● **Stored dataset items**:
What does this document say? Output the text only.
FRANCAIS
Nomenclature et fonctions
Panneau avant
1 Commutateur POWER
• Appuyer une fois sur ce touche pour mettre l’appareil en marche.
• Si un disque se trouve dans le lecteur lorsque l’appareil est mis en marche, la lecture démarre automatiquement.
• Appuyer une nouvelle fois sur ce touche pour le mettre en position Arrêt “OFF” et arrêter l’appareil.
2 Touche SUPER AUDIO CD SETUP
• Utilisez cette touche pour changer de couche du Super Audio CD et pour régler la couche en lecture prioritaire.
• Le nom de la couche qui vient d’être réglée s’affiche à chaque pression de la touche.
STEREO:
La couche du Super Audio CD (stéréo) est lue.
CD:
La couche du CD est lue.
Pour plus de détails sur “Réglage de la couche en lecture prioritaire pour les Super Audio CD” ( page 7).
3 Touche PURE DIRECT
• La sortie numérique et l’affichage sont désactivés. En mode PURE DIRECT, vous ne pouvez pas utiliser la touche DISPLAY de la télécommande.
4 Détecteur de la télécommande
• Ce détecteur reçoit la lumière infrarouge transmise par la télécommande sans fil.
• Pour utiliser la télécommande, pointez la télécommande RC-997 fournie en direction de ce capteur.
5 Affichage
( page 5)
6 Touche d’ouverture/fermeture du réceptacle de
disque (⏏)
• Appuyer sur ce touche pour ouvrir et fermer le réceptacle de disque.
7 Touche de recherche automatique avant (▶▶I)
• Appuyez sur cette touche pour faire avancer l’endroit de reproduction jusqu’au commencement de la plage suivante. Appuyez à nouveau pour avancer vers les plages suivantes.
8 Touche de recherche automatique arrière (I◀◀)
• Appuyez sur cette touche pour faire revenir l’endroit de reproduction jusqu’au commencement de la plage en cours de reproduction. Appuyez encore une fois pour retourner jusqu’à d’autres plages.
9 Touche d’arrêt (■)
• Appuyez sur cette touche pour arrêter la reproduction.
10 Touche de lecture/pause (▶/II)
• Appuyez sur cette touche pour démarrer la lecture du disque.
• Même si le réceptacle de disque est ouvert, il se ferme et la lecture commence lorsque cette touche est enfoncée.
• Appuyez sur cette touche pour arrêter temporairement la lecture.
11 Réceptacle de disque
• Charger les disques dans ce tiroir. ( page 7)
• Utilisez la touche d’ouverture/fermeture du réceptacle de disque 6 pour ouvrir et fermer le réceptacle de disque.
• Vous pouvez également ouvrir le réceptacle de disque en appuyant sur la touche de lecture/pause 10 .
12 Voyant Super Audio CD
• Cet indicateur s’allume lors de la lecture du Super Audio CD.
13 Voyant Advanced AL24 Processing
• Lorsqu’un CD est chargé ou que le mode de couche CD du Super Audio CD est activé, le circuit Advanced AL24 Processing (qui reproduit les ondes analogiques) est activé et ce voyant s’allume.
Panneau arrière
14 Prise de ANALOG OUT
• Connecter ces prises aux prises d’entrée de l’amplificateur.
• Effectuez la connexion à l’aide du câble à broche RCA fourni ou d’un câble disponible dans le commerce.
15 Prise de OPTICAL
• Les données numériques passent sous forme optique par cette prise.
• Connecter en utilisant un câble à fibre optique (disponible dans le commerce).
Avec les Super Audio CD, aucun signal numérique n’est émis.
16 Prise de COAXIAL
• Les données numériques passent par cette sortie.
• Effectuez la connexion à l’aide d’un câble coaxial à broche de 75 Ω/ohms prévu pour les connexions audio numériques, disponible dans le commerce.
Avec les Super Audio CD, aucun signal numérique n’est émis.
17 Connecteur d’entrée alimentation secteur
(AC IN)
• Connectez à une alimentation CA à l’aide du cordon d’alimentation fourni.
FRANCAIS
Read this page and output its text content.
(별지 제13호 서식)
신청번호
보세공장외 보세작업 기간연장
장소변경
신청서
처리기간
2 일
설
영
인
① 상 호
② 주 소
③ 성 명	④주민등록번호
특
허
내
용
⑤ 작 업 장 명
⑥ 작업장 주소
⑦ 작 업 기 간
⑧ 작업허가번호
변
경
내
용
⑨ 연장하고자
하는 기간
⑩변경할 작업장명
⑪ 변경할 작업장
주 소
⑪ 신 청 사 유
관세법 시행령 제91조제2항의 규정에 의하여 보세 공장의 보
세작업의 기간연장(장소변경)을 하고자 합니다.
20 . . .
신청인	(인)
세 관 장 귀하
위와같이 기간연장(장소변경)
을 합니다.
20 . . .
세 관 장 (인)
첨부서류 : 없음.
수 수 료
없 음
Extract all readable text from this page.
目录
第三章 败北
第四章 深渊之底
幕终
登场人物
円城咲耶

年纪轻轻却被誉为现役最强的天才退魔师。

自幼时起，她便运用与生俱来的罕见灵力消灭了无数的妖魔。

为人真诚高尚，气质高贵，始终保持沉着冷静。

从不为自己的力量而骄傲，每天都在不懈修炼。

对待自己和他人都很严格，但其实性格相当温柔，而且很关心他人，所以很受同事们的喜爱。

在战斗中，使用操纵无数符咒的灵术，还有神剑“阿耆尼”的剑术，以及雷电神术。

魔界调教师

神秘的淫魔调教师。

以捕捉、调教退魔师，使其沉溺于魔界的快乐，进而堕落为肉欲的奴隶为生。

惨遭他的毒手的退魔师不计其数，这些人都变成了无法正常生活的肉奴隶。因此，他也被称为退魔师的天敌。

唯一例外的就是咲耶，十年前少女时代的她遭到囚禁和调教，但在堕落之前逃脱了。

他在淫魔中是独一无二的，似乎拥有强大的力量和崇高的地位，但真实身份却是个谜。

● **WHAT YOU WILL DO**:
Transcribe all the entries, keeping each one exactly as it is.

● **EXERCISE SOLUTION**:
What does this document say? Output the text only.
FRANCAIS
Nomenclature et fonctions
Panneau avant
1 Commutateur POWER
• Appuyer une fois sur ce touche pour mettre l’appareil en marche.
• Si un disque se trouve dans le lecteur lorsque l’appareil est mis en marche, la lecture démarre automatiquement.
• Appuyer une nouvelle fois sur ce touche pour le mettre en position Arrêt “OFF” et arrêter l’appareil.
2 Touche SUPER AUDIO CD SETUP
• Utilisez cette touche pour changer de couche du Super Audio CD et pour régler la couche en lecture prioritaire.
• Le nom de la couche qui vient d’être réglée s’affiche à chaque pression de la touche.
STEREO:
La couche du Super Audio CD (stéréo) est lue.
CD:
La couche du CD est lue.
Pour plus de détails sur “Réglage de la couche en lecture prioritaire pour les Super Audio CD” ( page 7).
3 Touche PURE DIRECT
• La sortie numérique et l’affichage sont désactivés. En mode PURE DIRECT, vous ne pouvez pas utiliser la touche DISPLAY de la télécommande.
4 Détecteur de la télécommande
• Ce détecteur reçoit la lumière infrarouge transmise par la télécommande sans fil.
• Pour utiliser la télécommande, pointez la télécommande RC-997 fournie en direction de ce capteur.
5 Affichage
( page 5)
6 Touche d’ouverture/fermeture du réceptacle de
disque (⏏)
• Appuyer sur ce touche pour ouvrir et fermer le réceptacle de disque.
7 Touche de recherche automatique avant (▶▶I)
• Appuyez sur cette touche pour faire avancer l’endroit de reproduction jusqu’au commencement de la plage suivante. Appuyez à nouveau pour avancer vers les plages suivantes.
8 Touche de recherche automatique arrière (I◀◀)
• Appuyez sur cette touche pour faire revenir l’endroit de reproduction jusqu’au commencement de la plage en cours de reproduction. Appuyez encore une fois pour retourner jusqu’à d’autres plages.
9 Touche d’arrêt (■)
• Appuyez sur cette touche pour arrêter la reproduction.
10 Touche de lecture/pause (▶/II)
• Appuyez sur cette touche pour démarrer la lecture du disque.
• Même si le réceptacle de disque est ouvert, il se ferme et la lecture commence lorsque cette touche est enfoncée.
• Appuyez sur cette touche pour arrêter temporairement la lecture.
11 Réceptacle de disque
• Charger les disques dans ce tiroir. ( page 7)
• Utilisez la touche d’ouverture/fermeture du réceptacle de disque 6 pour ouvrir et fermer le réceptacle de disque.
• Vous pouvez également ouvrir le réceptacle de disque en appuyant sur la touche de lecture/pause 10 .
12 Voyant Super Audio CD
• Cet indicateur s’allume lors de la lecture du Super Audio CD.
13 Voyant Advanced AL24 Processing
• Lorsqu’un CD est chargé ou que le mode de couche CD du Super Audio CD est activé, le circuit Advanced AL24 Processing (qui reproduit les ondes analogiques) est activé et ce voyant s’allume.
Panneau arrière
14 Prise de ANALOG OUT
• Connecter ces prises aux prises d’entrée de l’amplificateur.
• Effectuez la connexion à l’aide du câble à broche RCA fourni ou d’un câble disponible dans le commerce.
15 Prise de OPTICAL
• Les données numériques passent sous forme optique par cette prise.
• Connecter en utilisant un câble à fibre optique (disponible dans le commerce).
Avec les Super Audio CD, aucun signal numérique n’est émis.
16 Prise de COAXIAL
• Les données numériques passent par cette sortie.
• Effectuez la connexion à l’aide d’un câble coaxial à broche de 75 Ω/ohms prévu pour les connexions audio numériques, disponible dans le commerce.
Avec les Super Audio CD, aucun signal numérique n’est émis.
17 Connecteur d’entrée alimentation secteur
(AC IN)
• Connectez à une alimentation CA à l’aide du cordon d’alimentation fourni.
FRANCAIS
Read this page and output its text content.
(별지 제13호 서식)
신청번호
보세공장외 보세작업 기간연장
장소변경
신청서
처리기간
2 일
설
영
인
① 상 호
② 주 소
③ 성 명	④주민등록번호
특
허
내
용
⑤ 작 업 장 명
⑥ 작업장 주소
⑦ 작 업 기 간
⑧ 작업허가번호
변
경
내
용
⑨ 연장하고자
하는 기간
⑩변경할 작업장명
⑪ 변경할 작업장
주 소
⑪ 신 청 사 유
관세법 시행령 제91조제2항의 규정에 의하여 보세 공장의 보
세작업의 기간연장(장소변경)을 하고자 합니다.
20 . . .
신청인	(인)
세 관 장 귀하
위와같이 기간연장(장소변경)
을 합니다.
20 . . .
세 관 장 (인)
첨부서류 : 없음.
수 수 료
없 음
Extract all readable text from this page.
目录
第三章 败北
第四章 深渊之底
幕终
登场人物
円城咲耶

年纪轻轻却被誉为现役最强的天才退魔师。

自幼时起，她便运用与生俱来的罕见灵力消灭了无数的妖魔。

为人真诚高尚，气质高贵，始终保持沉着冷静。

从不为自己的力量而骄傲，每天都在不懈修炼。

对待自己和他人都很严格，但其实性格相当温柔，而且很关心他人，所以很受同事们的喜爱。

在战斗中，使用操纵无数符咒的灵术，还有神剑“阿耆尼”的剑术，以及雷电神术。

魔界调教师

神秘的淫魔调教师。

以捕捉、调教退魔师，使其沉溺于魔界的快乐，进而堕落为肉欲的奴隶为生。

惨遭他的毒手的退魔师不计其数，这些人都变成了无法正常生活的肉奴隶。因此，他也被称为退魔师的天敌。

唯一例外的就是咲耶，十年前少女时代的她遭到囚禁和调教，但在堕落之前逃脱了。

他在淫魔中是独一无二的，似乎拥有强大的力量和崇高的地位，但真实身份却是个谜。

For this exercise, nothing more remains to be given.